Instructions to follow →
Collect from the data below each line with "ylabel".

Given data →
- - - - - - -

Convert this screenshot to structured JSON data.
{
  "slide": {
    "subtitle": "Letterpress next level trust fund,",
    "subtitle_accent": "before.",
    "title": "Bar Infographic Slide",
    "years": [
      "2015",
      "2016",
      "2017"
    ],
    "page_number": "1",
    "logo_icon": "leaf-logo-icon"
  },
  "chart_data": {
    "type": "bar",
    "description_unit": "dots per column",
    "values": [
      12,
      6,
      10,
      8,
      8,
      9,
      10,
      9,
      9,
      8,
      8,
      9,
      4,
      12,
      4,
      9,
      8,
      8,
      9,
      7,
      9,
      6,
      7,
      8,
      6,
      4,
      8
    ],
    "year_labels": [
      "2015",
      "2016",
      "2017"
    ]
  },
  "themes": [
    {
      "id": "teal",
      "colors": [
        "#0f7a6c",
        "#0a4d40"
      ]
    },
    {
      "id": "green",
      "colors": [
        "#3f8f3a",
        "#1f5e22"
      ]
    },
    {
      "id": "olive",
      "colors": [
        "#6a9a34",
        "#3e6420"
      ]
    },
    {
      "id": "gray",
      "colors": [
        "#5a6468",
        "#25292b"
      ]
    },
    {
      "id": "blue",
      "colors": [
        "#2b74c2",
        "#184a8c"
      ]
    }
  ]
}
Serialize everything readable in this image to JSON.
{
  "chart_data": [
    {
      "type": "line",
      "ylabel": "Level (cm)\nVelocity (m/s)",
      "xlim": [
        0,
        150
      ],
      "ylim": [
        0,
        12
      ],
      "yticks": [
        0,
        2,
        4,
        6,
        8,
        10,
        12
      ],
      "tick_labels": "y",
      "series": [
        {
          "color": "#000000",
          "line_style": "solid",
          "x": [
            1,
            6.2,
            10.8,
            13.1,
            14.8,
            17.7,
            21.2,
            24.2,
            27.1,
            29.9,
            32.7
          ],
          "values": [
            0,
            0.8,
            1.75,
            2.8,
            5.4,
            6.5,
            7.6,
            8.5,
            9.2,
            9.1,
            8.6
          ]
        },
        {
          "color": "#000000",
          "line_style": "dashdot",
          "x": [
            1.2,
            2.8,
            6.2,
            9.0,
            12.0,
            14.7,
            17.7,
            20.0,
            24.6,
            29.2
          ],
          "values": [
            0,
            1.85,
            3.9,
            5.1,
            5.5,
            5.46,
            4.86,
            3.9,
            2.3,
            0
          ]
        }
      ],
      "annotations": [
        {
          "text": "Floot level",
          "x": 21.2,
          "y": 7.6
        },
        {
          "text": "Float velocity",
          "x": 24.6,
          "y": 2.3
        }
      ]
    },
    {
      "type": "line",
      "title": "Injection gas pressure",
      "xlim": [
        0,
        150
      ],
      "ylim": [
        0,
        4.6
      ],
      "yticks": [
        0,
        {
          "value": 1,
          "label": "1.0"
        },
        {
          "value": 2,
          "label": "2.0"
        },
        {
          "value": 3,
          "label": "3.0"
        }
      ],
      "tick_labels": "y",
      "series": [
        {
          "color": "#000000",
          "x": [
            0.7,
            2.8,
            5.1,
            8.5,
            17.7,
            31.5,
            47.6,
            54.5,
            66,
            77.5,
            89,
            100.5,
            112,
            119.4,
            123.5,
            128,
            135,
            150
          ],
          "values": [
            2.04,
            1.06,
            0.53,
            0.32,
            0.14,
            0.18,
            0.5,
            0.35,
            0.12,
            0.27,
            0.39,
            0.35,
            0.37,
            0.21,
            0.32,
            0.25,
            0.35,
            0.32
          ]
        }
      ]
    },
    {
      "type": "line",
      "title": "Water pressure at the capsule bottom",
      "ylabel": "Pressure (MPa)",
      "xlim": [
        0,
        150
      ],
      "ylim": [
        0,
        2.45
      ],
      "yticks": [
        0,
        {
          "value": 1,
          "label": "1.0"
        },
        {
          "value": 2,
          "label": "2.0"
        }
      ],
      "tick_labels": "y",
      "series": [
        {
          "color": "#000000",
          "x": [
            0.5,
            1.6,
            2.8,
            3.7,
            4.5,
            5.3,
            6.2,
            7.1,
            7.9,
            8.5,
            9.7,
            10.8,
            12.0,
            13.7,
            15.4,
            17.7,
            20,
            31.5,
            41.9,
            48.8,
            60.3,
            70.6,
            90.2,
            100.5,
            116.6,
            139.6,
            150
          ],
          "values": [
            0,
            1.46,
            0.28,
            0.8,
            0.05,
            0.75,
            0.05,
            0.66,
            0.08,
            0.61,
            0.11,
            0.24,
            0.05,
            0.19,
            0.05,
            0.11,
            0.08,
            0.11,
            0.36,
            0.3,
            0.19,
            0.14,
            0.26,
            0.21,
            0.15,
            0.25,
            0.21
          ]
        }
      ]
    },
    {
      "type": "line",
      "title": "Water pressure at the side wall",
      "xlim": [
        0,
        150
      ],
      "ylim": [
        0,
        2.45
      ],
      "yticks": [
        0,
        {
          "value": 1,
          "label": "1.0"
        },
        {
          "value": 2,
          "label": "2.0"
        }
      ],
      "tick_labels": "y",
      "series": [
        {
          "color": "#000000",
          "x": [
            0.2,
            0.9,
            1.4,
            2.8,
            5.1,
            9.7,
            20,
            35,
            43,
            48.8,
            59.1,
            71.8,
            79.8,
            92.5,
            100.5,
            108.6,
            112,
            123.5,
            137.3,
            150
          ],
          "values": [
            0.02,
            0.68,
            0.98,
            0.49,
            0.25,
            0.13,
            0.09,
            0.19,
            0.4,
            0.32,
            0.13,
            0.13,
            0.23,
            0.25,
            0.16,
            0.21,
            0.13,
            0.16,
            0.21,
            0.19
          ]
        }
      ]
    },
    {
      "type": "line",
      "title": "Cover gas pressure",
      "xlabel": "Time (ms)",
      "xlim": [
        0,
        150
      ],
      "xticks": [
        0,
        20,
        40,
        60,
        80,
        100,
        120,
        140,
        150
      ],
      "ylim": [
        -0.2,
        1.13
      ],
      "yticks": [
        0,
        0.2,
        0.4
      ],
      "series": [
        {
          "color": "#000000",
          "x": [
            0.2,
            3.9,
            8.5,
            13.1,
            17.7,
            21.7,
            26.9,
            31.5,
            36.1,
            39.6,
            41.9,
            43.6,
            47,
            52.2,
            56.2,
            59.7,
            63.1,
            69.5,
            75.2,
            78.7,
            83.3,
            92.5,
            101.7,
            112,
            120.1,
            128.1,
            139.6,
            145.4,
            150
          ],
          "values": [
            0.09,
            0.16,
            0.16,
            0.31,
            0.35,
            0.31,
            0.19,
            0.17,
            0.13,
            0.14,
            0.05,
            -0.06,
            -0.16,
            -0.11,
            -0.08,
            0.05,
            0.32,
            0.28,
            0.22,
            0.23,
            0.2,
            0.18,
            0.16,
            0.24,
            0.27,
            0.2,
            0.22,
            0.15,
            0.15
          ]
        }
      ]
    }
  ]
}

- - - - - - -

Response to the exercise →
      "ylabel": "Level (cm)\nVelocity (m/s)",
      "ylabel": "Pressure (MPa)",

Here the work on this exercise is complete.